# Material for this exercise
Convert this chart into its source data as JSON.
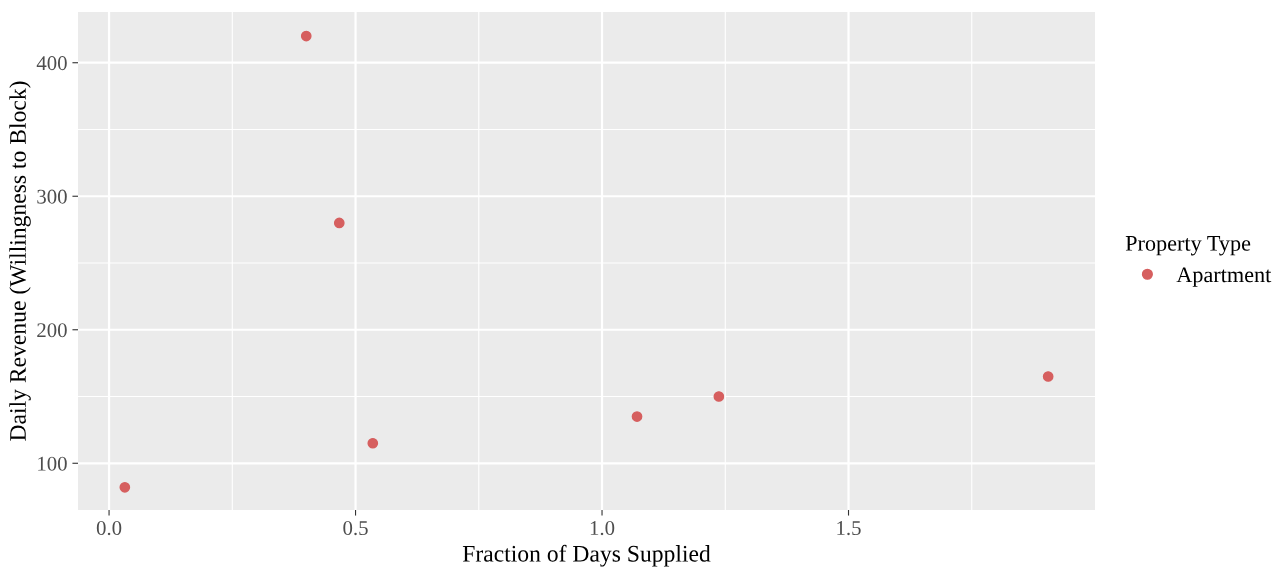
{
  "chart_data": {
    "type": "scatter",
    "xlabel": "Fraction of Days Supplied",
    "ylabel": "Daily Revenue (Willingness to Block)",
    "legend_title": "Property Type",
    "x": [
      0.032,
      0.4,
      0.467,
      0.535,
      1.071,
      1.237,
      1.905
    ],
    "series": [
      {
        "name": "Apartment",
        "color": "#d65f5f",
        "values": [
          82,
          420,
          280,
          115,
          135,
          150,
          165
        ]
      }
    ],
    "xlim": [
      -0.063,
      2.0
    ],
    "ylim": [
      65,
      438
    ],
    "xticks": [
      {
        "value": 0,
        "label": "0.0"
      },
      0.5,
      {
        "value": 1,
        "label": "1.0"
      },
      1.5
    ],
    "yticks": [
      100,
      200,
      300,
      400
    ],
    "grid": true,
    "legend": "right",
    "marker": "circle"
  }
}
...
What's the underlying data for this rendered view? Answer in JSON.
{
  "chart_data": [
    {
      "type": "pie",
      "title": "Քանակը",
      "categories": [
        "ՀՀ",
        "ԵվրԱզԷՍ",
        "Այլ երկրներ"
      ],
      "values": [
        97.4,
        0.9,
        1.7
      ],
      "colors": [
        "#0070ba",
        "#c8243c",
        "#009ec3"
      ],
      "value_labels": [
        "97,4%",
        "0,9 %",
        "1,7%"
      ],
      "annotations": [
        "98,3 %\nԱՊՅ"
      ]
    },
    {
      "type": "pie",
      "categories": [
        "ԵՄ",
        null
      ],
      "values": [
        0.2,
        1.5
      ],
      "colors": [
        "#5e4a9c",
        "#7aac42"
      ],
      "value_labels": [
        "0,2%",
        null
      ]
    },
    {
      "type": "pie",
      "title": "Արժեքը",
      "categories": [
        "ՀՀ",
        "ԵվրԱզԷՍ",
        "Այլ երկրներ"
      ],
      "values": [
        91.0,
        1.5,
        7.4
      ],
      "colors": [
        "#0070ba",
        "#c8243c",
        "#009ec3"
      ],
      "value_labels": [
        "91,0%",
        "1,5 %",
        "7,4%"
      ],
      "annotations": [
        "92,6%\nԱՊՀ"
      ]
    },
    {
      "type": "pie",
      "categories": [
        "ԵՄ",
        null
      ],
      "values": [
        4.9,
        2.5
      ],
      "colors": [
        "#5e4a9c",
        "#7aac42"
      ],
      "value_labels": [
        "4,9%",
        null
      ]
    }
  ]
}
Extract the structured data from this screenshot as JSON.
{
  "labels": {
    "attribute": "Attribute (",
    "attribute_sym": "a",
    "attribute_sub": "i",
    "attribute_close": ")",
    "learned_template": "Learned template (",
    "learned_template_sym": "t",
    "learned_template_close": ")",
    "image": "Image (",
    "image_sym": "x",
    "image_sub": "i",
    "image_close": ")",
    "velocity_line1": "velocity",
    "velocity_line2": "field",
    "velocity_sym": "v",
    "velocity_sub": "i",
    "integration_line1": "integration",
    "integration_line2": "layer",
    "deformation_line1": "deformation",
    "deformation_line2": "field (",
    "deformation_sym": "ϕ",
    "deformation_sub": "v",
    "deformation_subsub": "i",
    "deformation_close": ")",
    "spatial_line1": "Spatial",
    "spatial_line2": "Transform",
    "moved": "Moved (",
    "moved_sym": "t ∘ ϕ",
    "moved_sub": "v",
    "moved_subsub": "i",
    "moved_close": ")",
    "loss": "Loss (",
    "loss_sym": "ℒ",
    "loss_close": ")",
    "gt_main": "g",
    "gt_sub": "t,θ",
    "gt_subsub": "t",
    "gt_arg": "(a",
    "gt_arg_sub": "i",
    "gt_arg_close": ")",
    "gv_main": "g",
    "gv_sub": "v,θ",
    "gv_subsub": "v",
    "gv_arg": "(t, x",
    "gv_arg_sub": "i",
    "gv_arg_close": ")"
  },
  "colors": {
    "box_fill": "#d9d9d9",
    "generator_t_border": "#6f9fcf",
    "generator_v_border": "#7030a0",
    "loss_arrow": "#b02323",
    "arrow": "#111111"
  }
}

# Exercise aim
Respond with nothing but the number of lines in the entries that contain the string "JSON".

# Written solution
3